STATED TASK:
Go through the data below. List every line that holds the word "https".

PROVIDED DATA:
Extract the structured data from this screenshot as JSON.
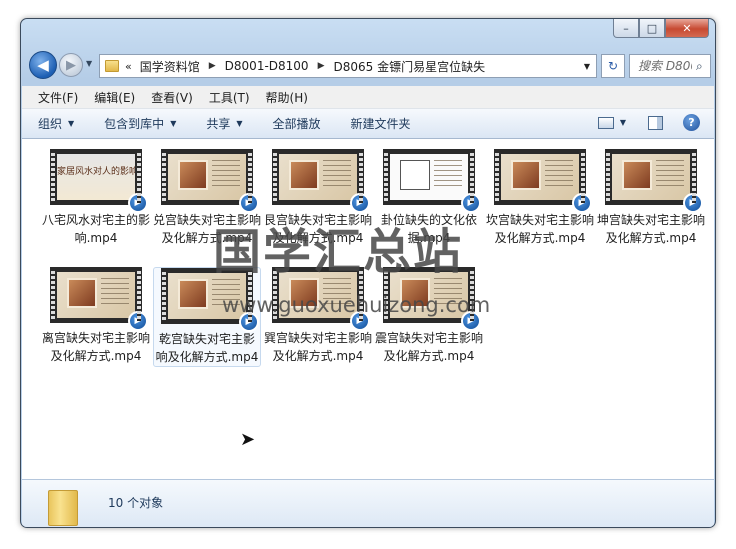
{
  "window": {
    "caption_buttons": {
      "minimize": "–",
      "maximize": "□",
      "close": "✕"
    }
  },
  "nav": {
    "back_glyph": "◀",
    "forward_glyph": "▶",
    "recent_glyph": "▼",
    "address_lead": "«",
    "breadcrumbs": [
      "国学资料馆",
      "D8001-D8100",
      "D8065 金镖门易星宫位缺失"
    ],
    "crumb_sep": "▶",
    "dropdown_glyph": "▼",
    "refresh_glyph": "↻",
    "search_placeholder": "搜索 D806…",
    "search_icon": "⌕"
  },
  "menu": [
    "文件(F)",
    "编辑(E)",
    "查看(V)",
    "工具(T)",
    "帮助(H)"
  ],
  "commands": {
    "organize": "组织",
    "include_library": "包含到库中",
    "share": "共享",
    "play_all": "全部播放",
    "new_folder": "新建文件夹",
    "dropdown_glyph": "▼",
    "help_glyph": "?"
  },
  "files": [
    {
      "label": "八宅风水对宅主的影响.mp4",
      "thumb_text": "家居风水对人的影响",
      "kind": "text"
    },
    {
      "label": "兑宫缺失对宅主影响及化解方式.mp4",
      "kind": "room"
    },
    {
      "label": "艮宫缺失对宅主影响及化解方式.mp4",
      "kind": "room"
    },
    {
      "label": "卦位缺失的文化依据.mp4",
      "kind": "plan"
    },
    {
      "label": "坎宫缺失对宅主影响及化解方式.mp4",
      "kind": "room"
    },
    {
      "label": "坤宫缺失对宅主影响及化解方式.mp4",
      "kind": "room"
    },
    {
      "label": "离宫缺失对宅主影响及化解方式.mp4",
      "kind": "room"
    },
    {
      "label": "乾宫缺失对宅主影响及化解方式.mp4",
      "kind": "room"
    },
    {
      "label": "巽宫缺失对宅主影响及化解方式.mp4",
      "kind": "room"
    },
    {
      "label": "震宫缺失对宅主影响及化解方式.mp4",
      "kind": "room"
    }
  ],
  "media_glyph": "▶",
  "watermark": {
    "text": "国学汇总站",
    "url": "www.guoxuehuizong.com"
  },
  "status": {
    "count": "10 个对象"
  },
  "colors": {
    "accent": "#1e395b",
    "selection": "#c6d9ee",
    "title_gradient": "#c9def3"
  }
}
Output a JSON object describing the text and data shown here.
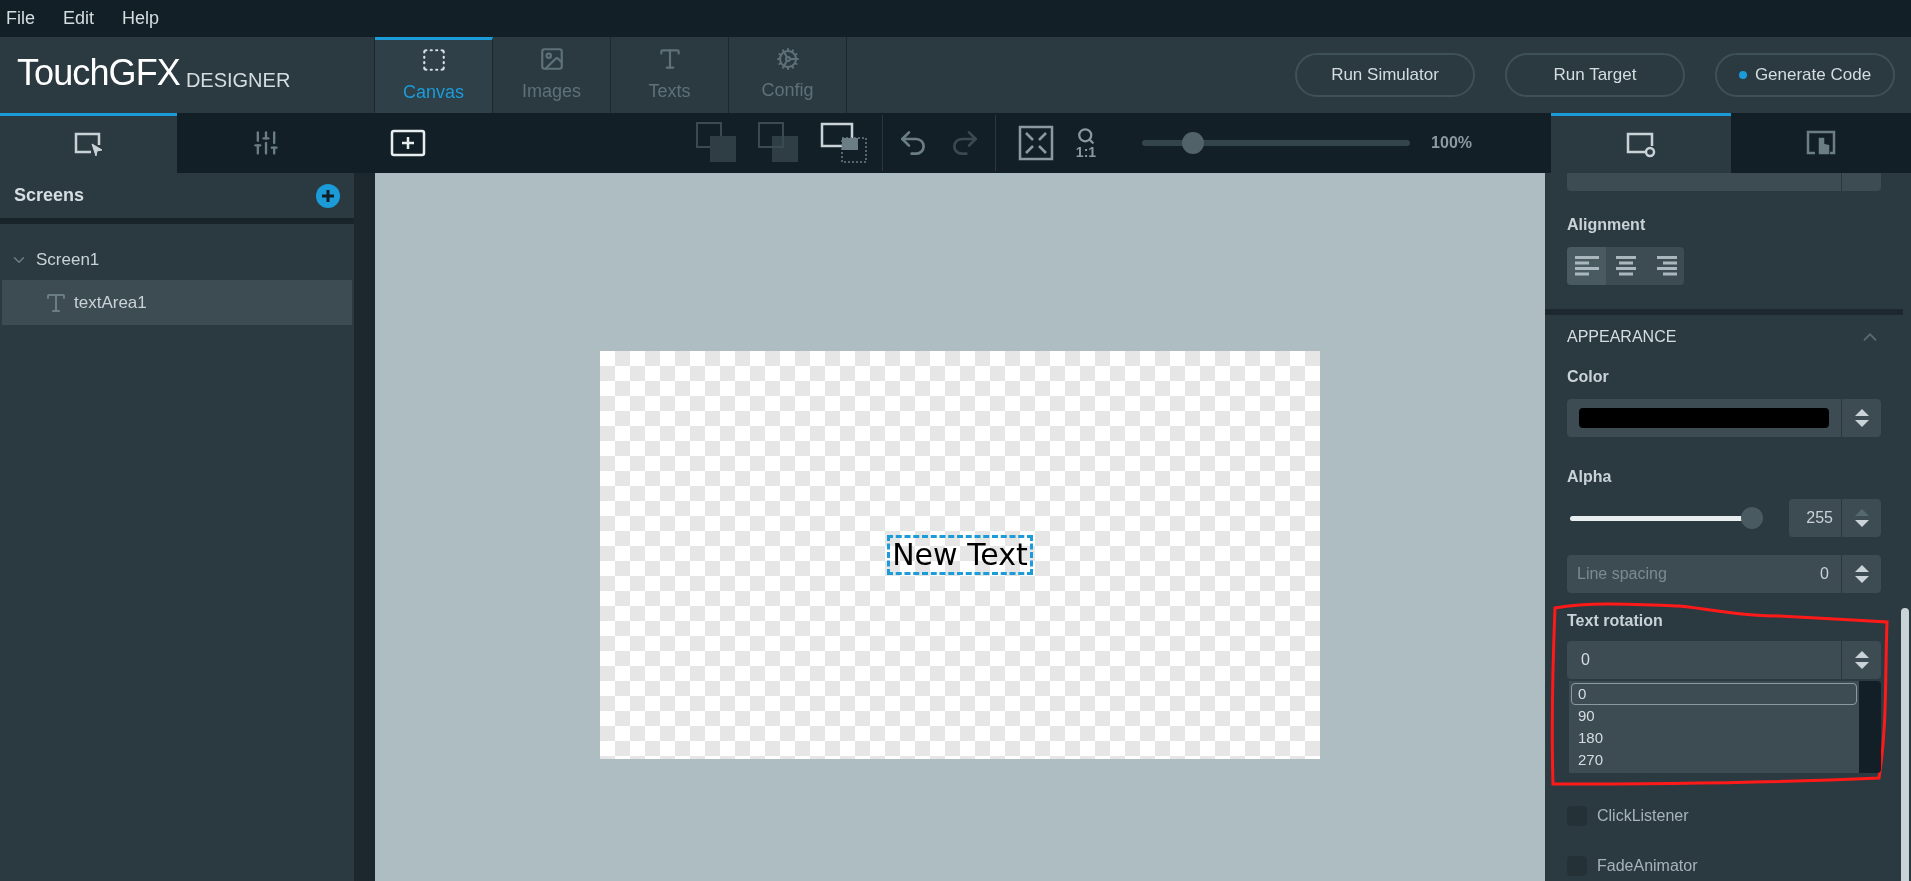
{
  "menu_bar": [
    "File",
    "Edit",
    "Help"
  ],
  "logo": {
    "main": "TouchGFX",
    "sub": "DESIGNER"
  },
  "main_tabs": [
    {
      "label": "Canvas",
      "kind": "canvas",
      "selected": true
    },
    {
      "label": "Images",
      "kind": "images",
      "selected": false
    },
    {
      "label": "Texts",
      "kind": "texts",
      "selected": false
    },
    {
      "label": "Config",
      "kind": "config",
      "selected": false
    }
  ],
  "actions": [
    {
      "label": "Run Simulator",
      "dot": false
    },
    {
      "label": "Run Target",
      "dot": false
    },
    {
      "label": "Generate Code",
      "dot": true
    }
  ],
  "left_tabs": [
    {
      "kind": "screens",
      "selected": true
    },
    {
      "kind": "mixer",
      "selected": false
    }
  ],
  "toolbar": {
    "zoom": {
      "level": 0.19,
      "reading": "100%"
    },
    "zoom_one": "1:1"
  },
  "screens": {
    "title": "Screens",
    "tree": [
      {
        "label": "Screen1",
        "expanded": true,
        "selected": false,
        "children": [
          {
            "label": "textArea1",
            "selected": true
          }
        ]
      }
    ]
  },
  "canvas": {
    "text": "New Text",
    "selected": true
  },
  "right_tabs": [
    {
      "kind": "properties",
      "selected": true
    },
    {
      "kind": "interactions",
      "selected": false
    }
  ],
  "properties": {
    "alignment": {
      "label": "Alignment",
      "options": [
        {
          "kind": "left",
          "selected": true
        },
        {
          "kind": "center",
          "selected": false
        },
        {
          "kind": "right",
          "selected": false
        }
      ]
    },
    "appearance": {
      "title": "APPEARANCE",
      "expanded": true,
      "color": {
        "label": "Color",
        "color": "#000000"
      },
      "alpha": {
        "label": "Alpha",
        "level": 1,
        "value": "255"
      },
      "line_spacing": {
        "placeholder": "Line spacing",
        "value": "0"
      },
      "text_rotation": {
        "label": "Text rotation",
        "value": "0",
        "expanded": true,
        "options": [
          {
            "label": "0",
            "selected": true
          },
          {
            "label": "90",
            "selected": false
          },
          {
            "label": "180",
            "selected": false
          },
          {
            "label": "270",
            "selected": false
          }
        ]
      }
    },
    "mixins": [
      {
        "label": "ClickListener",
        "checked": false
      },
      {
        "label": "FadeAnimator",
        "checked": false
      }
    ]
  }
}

...

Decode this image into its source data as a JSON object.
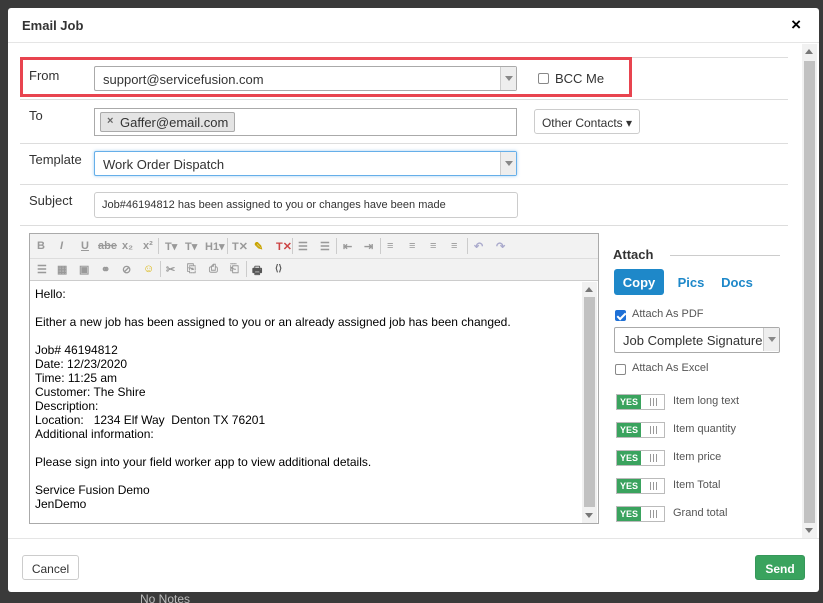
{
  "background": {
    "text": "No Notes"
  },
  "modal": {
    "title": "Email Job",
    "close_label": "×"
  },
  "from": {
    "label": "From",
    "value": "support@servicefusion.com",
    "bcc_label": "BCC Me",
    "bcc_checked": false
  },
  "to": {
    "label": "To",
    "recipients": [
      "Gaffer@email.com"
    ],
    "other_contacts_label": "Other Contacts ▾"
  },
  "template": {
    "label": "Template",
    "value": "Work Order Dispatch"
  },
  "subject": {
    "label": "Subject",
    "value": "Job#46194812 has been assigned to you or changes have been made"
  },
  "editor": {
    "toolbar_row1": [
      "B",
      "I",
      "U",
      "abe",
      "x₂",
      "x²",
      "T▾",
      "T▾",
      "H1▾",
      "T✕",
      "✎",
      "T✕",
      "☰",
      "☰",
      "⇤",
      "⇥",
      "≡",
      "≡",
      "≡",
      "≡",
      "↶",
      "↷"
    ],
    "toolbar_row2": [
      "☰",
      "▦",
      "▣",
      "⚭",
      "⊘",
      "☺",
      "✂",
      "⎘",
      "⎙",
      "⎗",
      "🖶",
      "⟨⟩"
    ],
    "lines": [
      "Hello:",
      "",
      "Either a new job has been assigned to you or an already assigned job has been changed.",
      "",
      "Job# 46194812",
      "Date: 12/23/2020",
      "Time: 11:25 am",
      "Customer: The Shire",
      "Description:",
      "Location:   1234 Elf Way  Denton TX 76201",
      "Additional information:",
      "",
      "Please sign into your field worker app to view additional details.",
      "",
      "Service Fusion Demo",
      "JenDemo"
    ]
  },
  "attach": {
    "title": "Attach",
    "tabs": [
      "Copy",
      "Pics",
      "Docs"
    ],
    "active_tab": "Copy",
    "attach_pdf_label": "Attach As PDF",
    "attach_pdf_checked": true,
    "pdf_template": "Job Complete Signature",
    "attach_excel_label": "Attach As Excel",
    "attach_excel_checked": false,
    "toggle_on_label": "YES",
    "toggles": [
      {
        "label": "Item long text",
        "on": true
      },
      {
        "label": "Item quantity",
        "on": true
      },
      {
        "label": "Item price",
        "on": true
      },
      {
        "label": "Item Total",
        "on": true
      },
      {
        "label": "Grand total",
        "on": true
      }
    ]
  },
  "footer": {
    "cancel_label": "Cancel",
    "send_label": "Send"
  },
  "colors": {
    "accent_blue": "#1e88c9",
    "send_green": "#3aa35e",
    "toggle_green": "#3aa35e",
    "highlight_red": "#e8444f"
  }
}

---

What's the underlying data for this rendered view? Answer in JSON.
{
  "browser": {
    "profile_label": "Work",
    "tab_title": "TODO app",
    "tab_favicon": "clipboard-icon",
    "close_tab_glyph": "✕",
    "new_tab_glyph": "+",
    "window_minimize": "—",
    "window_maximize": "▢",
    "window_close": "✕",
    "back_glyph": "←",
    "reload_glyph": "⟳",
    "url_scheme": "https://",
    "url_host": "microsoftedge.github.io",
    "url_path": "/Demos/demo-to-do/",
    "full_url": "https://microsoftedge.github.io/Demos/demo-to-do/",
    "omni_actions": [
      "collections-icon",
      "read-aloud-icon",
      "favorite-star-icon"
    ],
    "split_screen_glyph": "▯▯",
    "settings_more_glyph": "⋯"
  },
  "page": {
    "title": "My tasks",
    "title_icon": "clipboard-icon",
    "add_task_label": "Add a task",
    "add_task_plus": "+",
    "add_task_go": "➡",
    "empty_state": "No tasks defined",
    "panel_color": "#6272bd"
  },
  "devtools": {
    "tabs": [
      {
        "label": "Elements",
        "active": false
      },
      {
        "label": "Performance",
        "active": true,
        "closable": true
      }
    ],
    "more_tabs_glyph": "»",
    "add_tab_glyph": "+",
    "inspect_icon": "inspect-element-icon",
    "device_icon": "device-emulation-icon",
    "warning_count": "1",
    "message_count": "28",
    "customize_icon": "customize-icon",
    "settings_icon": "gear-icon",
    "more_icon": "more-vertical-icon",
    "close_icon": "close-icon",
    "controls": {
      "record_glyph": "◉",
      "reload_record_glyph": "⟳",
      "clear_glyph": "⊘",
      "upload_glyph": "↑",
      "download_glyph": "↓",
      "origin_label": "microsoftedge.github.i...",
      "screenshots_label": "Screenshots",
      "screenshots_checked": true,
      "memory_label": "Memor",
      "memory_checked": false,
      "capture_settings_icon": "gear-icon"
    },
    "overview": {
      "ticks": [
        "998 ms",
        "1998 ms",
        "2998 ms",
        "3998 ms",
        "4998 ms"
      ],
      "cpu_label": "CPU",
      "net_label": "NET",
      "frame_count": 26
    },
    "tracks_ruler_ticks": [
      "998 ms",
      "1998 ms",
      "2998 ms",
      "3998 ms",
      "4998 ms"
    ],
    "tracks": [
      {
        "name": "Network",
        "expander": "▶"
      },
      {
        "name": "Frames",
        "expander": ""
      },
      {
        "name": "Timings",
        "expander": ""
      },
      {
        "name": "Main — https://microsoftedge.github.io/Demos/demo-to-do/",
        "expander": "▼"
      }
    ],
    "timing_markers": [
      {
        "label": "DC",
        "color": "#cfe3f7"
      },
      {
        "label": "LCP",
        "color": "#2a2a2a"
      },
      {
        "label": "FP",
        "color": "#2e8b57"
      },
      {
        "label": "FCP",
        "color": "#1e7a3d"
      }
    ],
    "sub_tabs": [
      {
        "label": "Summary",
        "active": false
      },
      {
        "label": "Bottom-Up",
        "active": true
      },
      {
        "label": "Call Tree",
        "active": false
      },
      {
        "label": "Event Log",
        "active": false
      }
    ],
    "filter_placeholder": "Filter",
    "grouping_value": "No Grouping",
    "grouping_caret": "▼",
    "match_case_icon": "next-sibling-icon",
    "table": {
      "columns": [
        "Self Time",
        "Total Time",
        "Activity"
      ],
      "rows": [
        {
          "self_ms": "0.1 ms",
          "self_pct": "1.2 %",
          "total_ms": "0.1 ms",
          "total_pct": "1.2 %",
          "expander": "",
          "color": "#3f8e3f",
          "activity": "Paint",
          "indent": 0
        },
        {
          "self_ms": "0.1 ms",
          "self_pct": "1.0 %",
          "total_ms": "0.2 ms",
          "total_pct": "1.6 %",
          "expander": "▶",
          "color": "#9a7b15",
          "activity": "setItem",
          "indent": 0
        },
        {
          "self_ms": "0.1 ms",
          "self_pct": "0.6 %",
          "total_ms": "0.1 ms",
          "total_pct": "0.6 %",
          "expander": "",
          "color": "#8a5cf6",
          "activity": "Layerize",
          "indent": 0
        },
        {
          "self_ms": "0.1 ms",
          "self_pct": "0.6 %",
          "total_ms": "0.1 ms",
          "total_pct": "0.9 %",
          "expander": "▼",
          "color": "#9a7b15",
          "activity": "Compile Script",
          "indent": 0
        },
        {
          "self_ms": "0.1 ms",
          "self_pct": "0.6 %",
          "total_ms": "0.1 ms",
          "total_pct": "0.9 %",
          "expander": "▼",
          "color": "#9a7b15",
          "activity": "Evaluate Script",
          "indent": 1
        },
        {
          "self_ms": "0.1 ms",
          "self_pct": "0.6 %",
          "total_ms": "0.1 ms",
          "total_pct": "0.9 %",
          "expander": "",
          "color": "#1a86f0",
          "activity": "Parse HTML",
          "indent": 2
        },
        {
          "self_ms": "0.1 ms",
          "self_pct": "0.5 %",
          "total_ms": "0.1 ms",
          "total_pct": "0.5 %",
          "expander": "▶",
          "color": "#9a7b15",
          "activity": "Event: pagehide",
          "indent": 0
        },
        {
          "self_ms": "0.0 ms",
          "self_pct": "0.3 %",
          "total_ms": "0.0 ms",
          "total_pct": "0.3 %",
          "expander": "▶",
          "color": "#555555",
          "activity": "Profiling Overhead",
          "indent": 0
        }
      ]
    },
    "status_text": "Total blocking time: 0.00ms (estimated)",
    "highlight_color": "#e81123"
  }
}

SOLUTION TO THE EXERCISE:
    "url_scheme": "https://",
    "full_url": "https://microsoftedge.github.io/Demos/demo-to-do/",
        "name": "Main — https://microsoftedge.github.io/Demos/demo-to-do/",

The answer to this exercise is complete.